## EXERCISE OBJECTIVE:
Return the number of lines holding "color", with nothing added.

## INPUT:
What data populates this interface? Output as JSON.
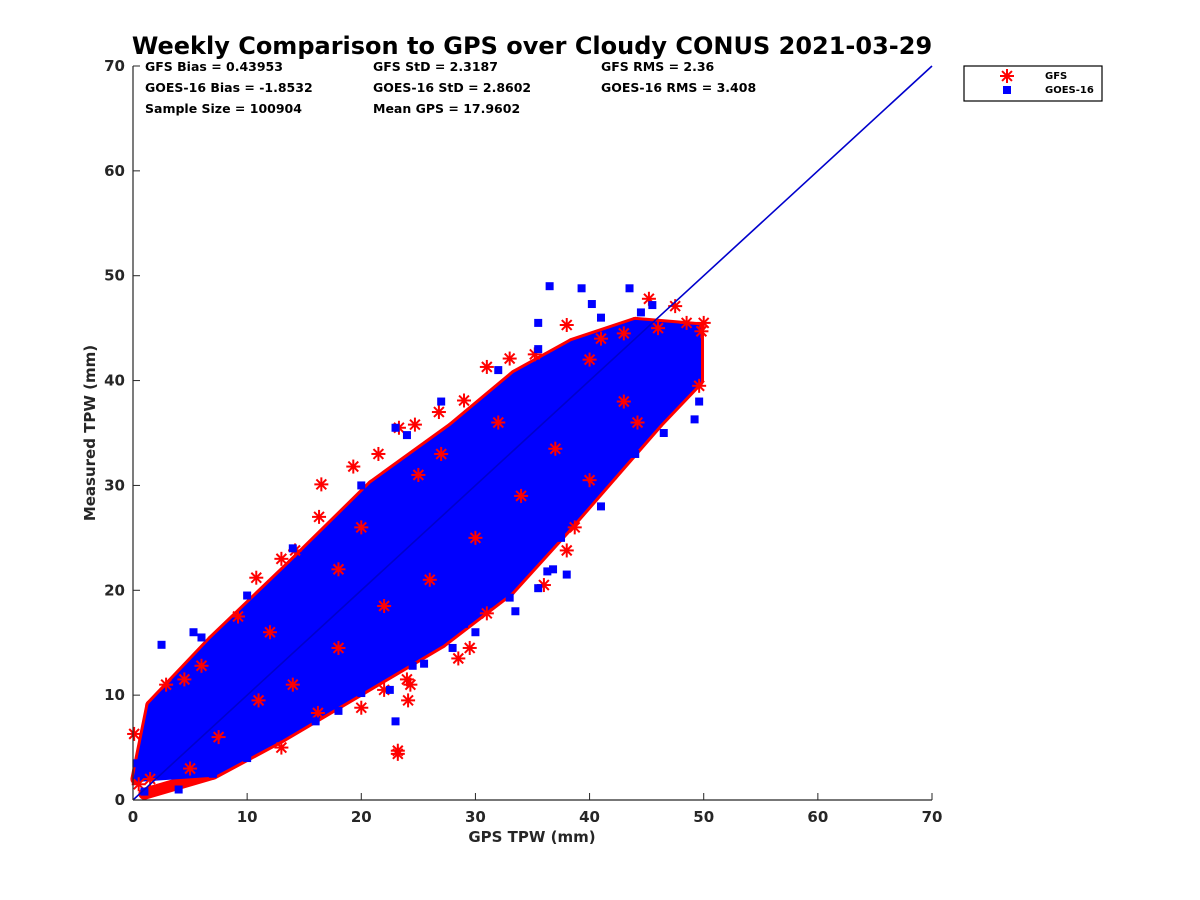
{
  "chart_data": {
    "type": "scatter",
    "title": "Weekly Comparison to GPS over Cloudy CONUS 2021-03-29",
    "xlabel": "GPS TPW (mm)",
    "ylabel": "Measured TPW (mm)",
    "xlim": [
      0,
      70
    ],
    "ylim": [
      0,
      70
    ],
    "xticks": [
      "0",
      "10",
      "20",
      "30",
      "40",
      "50",
      "60",
      "70"
    ],
    "yticks": [
      "0",
      "10",
      "20",
      "30",
      "40",
      "50",
      "60",
      "70"
    ],
    "grid": false,
    "legend_position": "outside-top-right",
    "stats": [
      [
        "GFS Bias = 0.43953",
        "GFS StD = 2.3187",
        "GFS RMS = 2.36"
      ],
      [
        "GOES-16 Bias = -1.8532",
        "GOES-16 StD = 2.8602",
        "GOES-16 RMS = 3.408"
      ],
      [
        "Sample Size = 100904",
        "Mean GPS = 17.9602"
      ]
    ],
    "reference_line": {
      "x": [
        0,
        70
      ],
      "y": [
        0,
        70
      ],
      "color": "#0000cc"
    },
    "series": [
      {
        "name": "GFS",
        "marker": "asterisk",
        "color": "#ff0000",
        "points": [
          [
            0.1,
            6.3
          ],
          [
            2.9,
            11.0
          ],
          [
            4.5,
            11.5
          ],
          [
            6.0,
            12.8
          ],
          [
            9.2,
            17.5
          ],
          [
            10.8,
            21.2
          ],
          [
            13.0,
            23.0
          ],
          [
            14.2,
            23.8
          ],
          [
            16.3,
            27.0
          ],
          [
            16.5,
            30.1
          ],
          [
            19.3,
            31.8
          ],
          [
            21.5,
            33.0
          ],
          [
            23.3,
            35.5
          ],
          [
            24.7,
            35.8
          ],
          [
            26.8,
            37.0
          ],
          [
            29.0,
            38.1
          ],
          [
            31.0,
            41.3
          ],
          [
            33.0,
            42.1
          ],
          [
            35.2,
            42.5
          ],
          [
            38.0,
            45.3
          ],
          [
            41.0,
            44.0
          ],
          [
            43.0,
            44.5
          ],
          [
            45.2,
            47.8
          ],
          [
            47.5,
            47.1
          ],
          [
            48.5,
            45.5
          ],
          [
            50.0,
            45.5
          ],
          [
            49.8,
            44.7
          ],
          [
            49.6,
            39.5
          ],
          [
            13.0,
            5.0
          ],
          [
            23.2,
            4.7
          ],
          [
            23.2,
            4.4
          ],
          [
            24.0,
            11.5
          ],
          [
            24.3,
            11.0
          ],
          [
            24.1,
            9.5
          ],
          [
            22.0,
            10.5
          ],
          [
            20.0,
            8.8
          ],
          [
            16.2,
            8.3
          ],
          [
            28.5,
            13.5
          ],
          [
            29.5,
            14.5
          ],
          [
            31.0,
            17.8
          ],
          [
            38.0,
            23.8
          ],
          [
            38.7,
            26.0
          ],
          [
            36.0,
            20.5
          ],
          [
            40.0,
            30.5
          ],
          [
            43.0,
            38.0
          ],
          [
            44.2,
            36.0
          ],
          [
            1.5,
            2.0
          ],
          [
            0.5,
            1.5
          ],
          [
            5.0,
            3.0
          ],
          [
            7.5,
            6.0
          ],
          [
            11.0,
            9.5
          ],
          [
            14.0,
            11.0
          ],
          [
            18.0,
            14.5
          ],
          [
            22.0,
            18.5
          ],
          [
            26.0,
            21.0
          ],
          [
            30.0,
            25.0
          ],
          [
            34.0,
            29.0
          ],
          [
            37.0,
            33.5
          ],
          [
            12.0,
            16.0
          ],
          [
            18.0,
            22.0
          ],
          [
            25.0,
            31.0
          ],
          [
            32.0,
            36.0
          ],
          [
            40.0,
            42.0
          ],
          [
            46.0,
            45.0
          ],
          [
            20.0,
            26.0
          ],
          [
            27.0,
            33.0
          ]
        ]
      },
      {
        "name": "GOES-16",
        "marker": "square",
        "color": "#0000ff",
        "points": [
          [
            36.5,
            49.0
          ],
          [
            39.3,
            48.8
          ],
          [
            40.2,
            47.3
          ],
          [
            43.5,
            48.8
          ],
          [
            41.0,
            46.0
          ],
          [
            35.5,
            45.5
          ],
          [
            44.5,
            46.5
          ],
          [
            45.5,
            47.2
          ],
          [
            5.3,
            16.0
          ],
          [
            2.5,
            14.8
          ],
          [
            6.0,
            15.5
          ],
          [
            10.0,
            19.5
          ],
          [
            14.0,
            24.0
          ],
          [
            20.0,
            30.0
          ],
          [
            23.0,
            35.5
          ],
          [
            24.0,
            34.8
          ],
          [
            27.0,
            38.0
          ],
          [
            32.0,
            41.0
          ],
          [
            35.5,
            43.0
          ],
          [
            38.0,
            40.0
          ],
          [
            41.5,
            43.0
          ],
          [
            44.0,
            40.0
          ],
          [
            47.0,
            41.5
          ],
          [
            49.6,
            38.0
          ],
          [
            49.2,
            36.3
          ],
          [
            47.0,
            37.5
          ],
          [
            45.0,
            36.5
          ],
          [
            43.5,
            35.0
          ],
          [
            42.5,
            33.5
          ],
          [
            41.0,
            32.0
          ],
          [
            39.5,
            30.0
          ],
          [
            38.2,
            28.5
          ],
          [
            37.5,
            25.0
          ],
          [
            36.8,
            22.0
          ],
          [
            36.3,
            21.8
          ],
          [
            35.5,
            20.2
          ],
          [
            33.5,
            18.0
          ],
          [
            33.0,
            19.3
          ],
          [
            30.0,
            16.0
          ],
          [
            29.0,
            16.8
          ],
          [
            27.0,
            15.5
          ],
          [
            28.0,
            14.5
          ],
          [
            25.5,
            13.0
          ],
          [
            24.5,
            12.8
          ],
          [
            23.0,
            7.5
          ],
          [
            22.5,
            10.5
          ],
          [
            20.0,
            10.2
          ],
          [
            18.0,
            8.5
          ],
          [
            16.0,
            7.5
          ],
          [
            13.0,
            6.5
          ],
          [
            10.0,
            4.0
          ],
          [
            7.0,
            2.5
          ],
          [
            4.0,
            1.0
          ],
          [
            1.0,
            0.8
          ],
          [
            0.3,
            3.5
          ],
          [
            2.0,
            6.5
          ],
          [
            6.0,
            8.0
          ],
          [
            9.0,
            9.5
          ],
          [
            12.0,
            13.0
          ],
          [
            15.0,
            15.5
          ],
          [
            18.0,
            18.5
          ],
          [
            21.0,
            22.0
          ],
          [
            24.0,
            24.5
          ],
          [
            27.0,
            27.5
          ],
          [
            30.0,
            30.0
          ],
          [
            33.0,
            33.0
          ],
          [
            36.0,
            35.5
          ],
          [
            39.0,
            37.5
          ],
          [
            42.0,
            39.5
          ],
          [
            45.0,
            41.5
          ],
          [
            48.0,
            43.0
          ],
          [
            31.0,
            21.5
          ],
          [
            34.0,
            25.0
          ],
          [
            26.0,
            18.0
          ],
          [
            22.0,
            15.5
          ],
          [
            19.0,
            13.0
          ],
          [
            16.0,
            11.0
          ],
          [
            8.0,
            5.5
          ],
          [
            38.0,
            21.5
          ],
          [
            41.0,
            28.0
          ],
          [
            44.0,
            33.0
          ],
          [
            46.5,
            35.0
          ],
          [
            48.5,
            42.5
          ],
          [
            3.5,
            4.0
          ]
        ]
      }
    ],
    "cloud": [
      [
        0.3,
        2.0,
        1.6,
        9.0
      ],
      [
        1.6,
        9.0,
        7.0,
        15.2
      ],
      [
        7.0,
        15.2,
        14.0,
        22.5
      ],
      [
        14.0,
        22.5,
        21.0,
        30.0
      ],
      [
        21.0,
        30.0,
        28.0,
        35.5
      ],
      [
        28.0,
        35.5,
        33.5,
        40.5
      ],
      [
        33.5,
        40.5,
        38.5,
        43.5
      ],
      [
        38.5,
        43.5,
        44.0,
        45.5
      ],
      [
        44.0,
        45.5,
        49.5,
        45.0
      ],
      [
        49.5,
        45.0,
        49.5,
        40.0
      ],
      [
        49.5,
        40.0,
        46.0,
        36.0
      ],
      [
        46.0,
        36.0,
        42.0,
        31.0
      ],
      [
        42.0,
        31.0,
        38.0,
        26.0
      ],
      [
        38.0,
        26.0,
        33.0,
        20.0
      ],
      [
        33.0,
        20.0,
        27.0,
        15.0
      ],
      [
        27.0,
        15.0,
        20.0,
        10.5
      ],
      [
        20.0,
        10.5,
        13.0,
        6.0
      ],
      [
        13.0,
        6.0,
        7.0,
        2.5
      ],
      [
        7.0,
        2.5,
        1.0,
        0.6
      ]
    ]
  },
  "legend": {
    "items": [
      {
        "label": "GFS",
        "marker": "asterisk",
        "color": "#ff0000"
      },
      {
        "label": "GOES-16",
        "marker": "square",
        "color": "#0000ff"
      }
    ]
  }
}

## FULL ANSWER:
5